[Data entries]

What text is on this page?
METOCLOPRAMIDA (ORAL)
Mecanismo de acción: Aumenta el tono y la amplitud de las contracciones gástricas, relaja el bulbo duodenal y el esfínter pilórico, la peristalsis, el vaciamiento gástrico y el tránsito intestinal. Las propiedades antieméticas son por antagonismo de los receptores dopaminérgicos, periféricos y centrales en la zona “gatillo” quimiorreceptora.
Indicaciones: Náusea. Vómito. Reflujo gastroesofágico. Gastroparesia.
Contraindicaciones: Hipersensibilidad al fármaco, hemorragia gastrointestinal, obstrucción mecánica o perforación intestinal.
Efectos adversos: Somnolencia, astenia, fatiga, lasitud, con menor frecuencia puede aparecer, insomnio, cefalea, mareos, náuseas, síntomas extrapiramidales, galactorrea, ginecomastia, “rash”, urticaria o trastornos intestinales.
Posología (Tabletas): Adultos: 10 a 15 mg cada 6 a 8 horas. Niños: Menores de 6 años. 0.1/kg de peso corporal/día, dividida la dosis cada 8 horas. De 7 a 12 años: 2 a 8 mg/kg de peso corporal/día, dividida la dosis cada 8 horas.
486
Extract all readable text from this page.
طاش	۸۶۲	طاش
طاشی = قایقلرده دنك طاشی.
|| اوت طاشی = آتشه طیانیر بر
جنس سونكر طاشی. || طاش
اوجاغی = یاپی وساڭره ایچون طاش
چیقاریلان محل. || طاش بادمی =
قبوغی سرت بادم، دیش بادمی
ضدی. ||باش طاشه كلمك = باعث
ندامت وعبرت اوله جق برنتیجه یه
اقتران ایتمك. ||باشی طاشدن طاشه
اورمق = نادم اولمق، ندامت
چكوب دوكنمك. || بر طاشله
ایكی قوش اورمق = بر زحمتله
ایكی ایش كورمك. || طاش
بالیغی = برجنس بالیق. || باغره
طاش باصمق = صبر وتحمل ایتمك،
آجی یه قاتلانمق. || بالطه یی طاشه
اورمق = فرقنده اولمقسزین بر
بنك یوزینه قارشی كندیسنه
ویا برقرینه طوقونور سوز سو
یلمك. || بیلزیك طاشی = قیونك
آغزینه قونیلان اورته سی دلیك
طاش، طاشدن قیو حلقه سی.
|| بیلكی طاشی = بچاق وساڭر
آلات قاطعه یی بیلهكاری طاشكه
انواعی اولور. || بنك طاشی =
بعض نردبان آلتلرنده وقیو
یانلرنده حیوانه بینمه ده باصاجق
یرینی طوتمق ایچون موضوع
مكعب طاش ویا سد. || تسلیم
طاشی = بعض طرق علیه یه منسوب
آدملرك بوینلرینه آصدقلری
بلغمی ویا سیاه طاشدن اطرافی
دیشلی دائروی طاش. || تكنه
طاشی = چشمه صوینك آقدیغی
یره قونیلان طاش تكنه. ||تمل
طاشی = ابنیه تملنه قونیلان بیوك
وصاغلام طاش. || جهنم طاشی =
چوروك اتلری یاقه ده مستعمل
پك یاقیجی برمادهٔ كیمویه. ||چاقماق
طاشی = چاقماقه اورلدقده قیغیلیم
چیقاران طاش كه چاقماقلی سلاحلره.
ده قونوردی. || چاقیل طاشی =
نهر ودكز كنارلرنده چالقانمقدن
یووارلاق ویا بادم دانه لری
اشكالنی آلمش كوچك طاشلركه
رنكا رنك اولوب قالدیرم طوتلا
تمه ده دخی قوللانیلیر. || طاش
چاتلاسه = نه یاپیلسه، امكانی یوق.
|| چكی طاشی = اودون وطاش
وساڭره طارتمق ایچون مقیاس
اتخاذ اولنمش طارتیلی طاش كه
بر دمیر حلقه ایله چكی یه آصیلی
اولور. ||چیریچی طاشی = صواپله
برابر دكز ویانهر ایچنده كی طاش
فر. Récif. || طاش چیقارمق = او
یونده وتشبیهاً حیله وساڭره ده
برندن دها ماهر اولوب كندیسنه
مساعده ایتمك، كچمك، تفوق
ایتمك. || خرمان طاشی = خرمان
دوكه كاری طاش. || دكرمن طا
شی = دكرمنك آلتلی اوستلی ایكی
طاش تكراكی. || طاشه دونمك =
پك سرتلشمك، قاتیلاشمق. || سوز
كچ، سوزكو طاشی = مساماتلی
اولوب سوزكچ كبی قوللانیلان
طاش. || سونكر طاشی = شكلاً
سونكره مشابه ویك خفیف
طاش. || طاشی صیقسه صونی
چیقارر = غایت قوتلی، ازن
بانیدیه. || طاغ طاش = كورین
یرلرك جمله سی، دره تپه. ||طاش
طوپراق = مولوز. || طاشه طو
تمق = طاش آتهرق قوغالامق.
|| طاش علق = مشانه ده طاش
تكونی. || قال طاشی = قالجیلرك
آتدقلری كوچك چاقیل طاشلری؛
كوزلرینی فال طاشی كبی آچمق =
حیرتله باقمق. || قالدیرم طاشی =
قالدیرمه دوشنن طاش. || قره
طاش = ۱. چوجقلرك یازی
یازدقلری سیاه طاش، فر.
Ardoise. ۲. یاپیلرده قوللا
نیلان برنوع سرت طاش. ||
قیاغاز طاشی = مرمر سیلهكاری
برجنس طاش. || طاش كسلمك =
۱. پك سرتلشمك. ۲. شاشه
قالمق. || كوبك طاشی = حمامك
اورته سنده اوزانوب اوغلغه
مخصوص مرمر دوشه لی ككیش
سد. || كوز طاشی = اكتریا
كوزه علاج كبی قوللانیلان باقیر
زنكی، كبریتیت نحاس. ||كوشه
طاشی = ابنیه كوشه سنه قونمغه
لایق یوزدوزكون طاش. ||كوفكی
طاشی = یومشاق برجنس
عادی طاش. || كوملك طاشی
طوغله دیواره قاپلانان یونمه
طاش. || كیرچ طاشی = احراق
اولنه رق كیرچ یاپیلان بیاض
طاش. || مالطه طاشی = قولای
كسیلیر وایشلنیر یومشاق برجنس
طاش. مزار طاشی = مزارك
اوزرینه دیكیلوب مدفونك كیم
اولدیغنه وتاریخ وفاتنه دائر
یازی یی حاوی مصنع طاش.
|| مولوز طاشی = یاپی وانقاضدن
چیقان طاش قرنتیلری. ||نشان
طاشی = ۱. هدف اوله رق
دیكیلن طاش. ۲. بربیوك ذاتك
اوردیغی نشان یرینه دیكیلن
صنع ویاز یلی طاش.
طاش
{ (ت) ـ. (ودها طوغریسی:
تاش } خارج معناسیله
--
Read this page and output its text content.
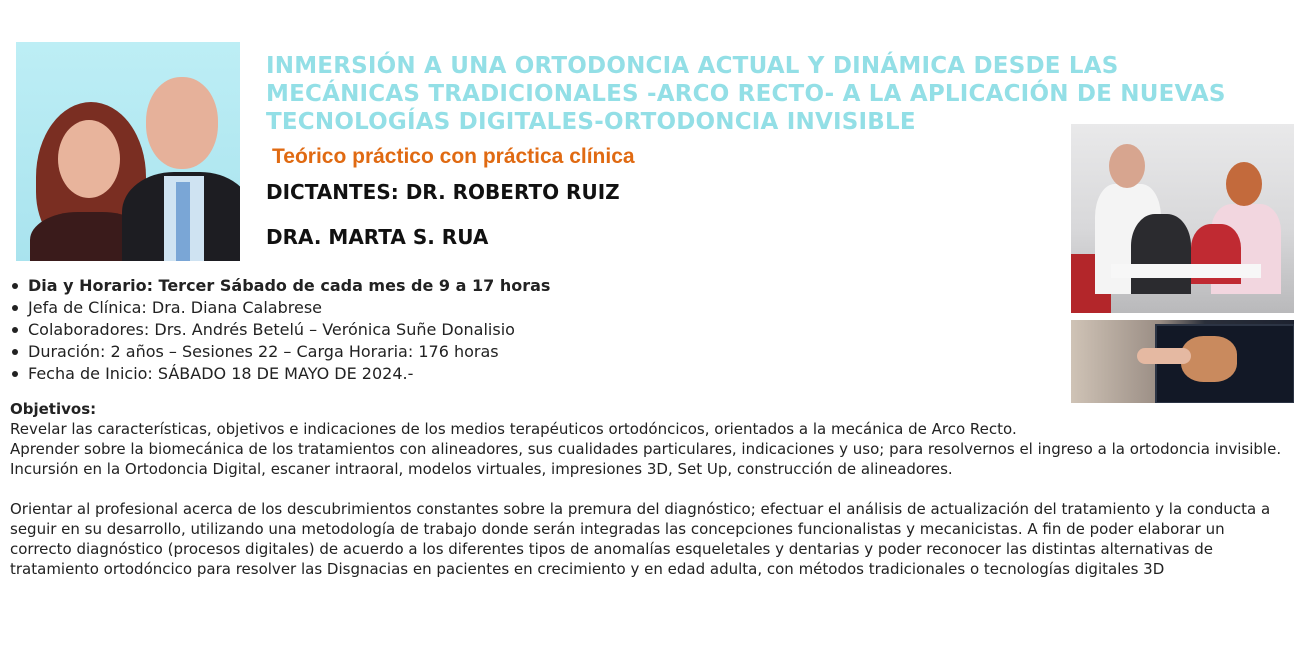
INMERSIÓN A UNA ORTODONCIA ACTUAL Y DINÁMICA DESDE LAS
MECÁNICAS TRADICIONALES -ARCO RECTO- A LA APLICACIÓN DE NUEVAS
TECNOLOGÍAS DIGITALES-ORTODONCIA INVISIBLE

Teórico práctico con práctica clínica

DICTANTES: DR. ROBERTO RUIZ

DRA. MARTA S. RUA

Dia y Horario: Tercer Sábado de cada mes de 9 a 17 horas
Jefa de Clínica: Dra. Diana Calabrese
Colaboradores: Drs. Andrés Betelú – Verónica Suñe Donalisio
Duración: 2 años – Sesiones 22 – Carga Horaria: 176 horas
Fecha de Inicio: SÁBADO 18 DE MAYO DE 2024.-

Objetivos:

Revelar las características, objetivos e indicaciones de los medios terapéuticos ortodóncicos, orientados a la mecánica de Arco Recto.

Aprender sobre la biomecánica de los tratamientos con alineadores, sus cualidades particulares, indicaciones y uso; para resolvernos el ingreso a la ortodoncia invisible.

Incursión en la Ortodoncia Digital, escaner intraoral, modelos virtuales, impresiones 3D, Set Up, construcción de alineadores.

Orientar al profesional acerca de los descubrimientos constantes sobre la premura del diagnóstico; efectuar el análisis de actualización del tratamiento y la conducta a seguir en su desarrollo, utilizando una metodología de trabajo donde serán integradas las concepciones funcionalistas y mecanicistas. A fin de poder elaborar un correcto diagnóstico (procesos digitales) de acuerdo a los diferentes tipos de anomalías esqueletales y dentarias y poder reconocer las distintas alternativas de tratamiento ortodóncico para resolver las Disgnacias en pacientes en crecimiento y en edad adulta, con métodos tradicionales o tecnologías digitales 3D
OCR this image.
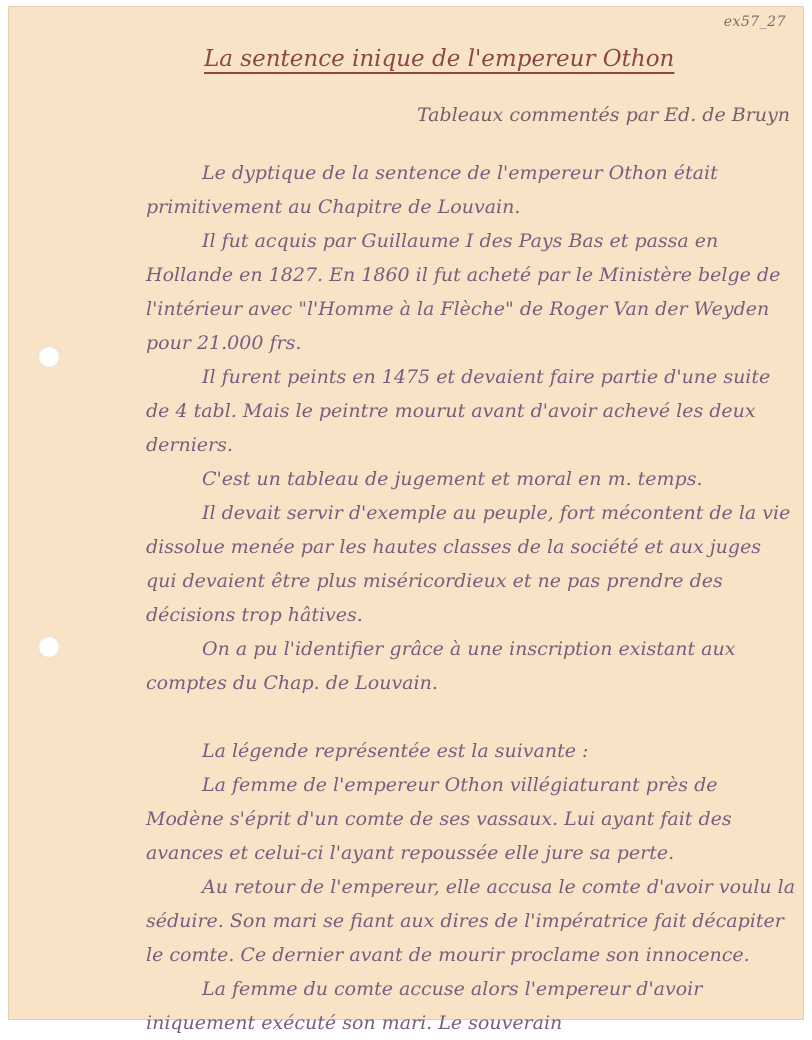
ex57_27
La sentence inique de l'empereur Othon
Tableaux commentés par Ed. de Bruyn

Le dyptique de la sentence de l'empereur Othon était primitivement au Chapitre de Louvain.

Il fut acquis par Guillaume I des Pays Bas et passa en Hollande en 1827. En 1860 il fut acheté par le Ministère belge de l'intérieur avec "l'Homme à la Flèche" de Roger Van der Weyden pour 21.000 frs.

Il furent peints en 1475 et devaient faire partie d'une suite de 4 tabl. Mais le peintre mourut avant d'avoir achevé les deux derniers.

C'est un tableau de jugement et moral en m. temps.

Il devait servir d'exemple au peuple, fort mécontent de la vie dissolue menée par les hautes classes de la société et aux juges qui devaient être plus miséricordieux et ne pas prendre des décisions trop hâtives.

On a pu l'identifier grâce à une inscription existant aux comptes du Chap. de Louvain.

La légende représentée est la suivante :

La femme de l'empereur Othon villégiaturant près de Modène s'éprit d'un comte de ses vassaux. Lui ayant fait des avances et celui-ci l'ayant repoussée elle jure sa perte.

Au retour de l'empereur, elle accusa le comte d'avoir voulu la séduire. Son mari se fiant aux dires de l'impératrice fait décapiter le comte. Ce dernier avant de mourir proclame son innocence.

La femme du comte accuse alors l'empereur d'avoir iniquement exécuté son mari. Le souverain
--
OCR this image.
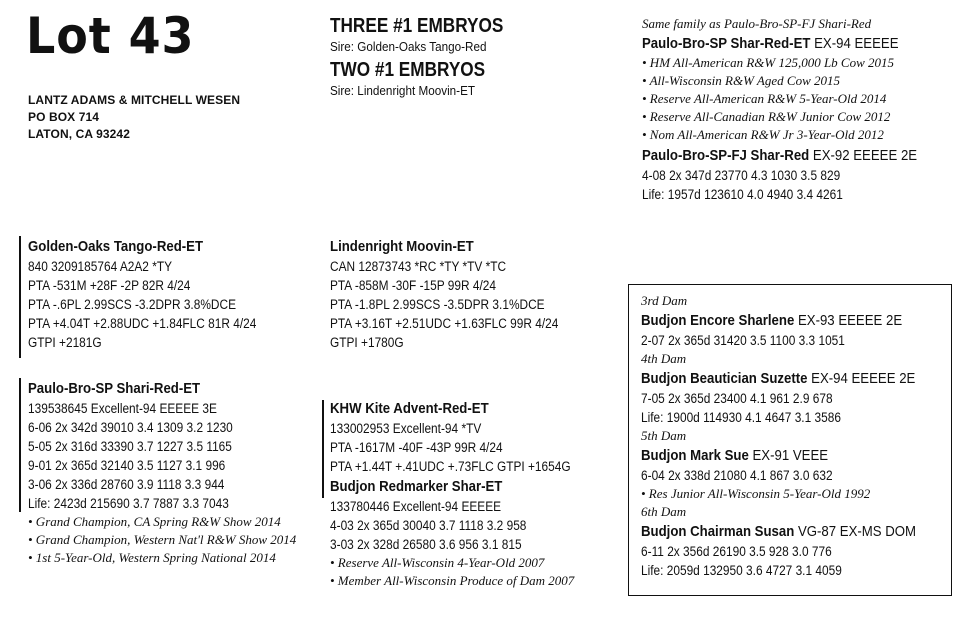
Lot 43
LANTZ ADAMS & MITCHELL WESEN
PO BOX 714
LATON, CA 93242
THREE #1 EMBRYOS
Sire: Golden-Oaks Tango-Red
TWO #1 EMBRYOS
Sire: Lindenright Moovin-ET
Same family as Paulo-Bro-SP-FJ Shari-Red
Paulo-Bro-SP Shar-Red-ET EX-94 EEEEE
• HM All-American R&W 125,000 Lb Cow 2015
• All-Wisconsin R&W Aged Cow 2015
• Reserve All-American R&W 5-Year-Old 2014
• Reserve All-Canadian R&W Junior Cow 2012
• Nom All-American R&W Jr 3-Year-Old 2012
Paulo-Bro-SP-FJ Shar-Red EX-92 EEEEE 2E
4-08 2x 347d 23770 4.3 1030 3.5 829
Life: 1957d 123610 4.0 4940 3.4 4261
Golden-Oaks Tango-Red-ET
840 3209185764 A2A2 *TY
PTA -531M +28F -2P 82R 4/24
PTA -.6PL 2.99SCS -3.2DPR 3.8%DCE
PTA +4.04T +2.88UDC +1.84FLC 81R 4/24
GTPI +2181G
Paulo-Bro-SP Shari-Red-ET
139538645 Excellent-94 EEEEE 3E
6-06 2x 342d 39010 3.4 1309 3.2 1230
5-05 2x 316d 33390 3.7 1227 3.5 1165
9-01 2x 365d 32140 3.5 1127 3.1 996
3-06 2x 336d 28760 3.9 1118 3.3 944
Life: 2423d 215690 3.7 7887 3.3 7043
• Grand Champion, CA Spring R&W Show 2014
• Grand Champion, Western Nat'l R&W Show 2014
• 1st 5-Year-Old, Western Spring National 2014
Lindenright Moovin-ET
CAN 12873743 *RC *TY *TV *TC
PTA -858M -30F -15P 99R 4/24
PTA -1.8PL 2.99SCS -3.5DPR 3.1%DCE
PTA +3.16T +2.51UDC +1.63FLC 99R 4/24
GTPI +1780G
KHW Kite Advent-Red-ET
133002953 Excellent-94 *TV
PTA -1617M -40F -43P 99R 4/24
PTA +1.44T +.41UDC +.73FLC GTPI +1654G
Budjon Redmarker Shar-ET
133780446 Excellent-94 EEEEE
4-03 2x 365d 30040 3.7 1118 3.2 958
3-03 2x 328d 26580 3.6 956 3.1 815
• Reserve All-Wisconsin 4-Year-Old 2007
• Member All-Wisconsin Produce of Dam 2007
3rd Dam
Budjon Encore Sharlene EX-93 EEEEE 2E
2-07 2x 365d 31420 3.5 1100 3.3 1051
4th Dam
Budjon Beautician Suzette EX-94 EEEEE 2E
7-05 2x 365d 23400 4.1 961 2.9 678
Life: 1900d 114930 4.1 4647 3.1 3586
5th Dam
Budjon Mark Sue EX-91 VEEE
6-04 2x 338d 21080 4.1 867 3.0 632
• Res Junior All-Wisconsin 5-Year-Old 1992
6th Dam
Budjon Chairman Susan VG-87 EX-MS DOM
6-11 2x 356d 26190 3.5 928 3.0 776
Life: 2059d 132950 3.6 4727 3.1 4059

[SHORT TASK]:
What is the number of lines in the listing above that contain the string "sentence"? Give only the number.

[ANSWER IN FULL]:
2